***** Exercise inputs *****
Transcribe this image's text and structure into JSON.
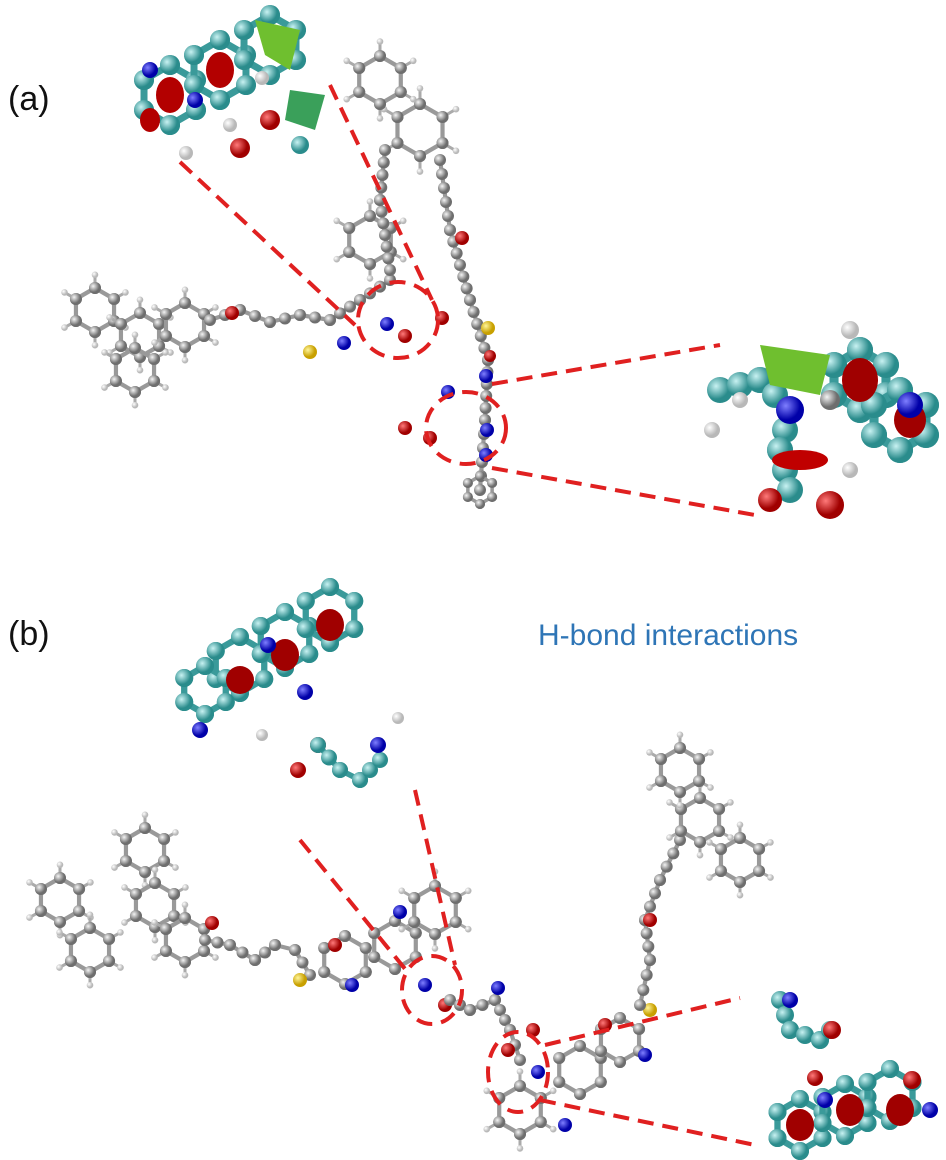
{
  "panel_a": {
    "label": "(a)"
  },
  "panel_b": {
    "label": "(b)",
    "annotation": "H-bond interactions"
  }
}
*****
Task instructions: Reproduce the entries above without change, omitting all pictures.

Completed task:
Transcribe this image's text and structure into JSON.
{
  "panel_a": {
    "label": "(a)"
  },
  "panel_b": {
    "label": "(b)",
    "annotation": "H-bond interactions"
  }
}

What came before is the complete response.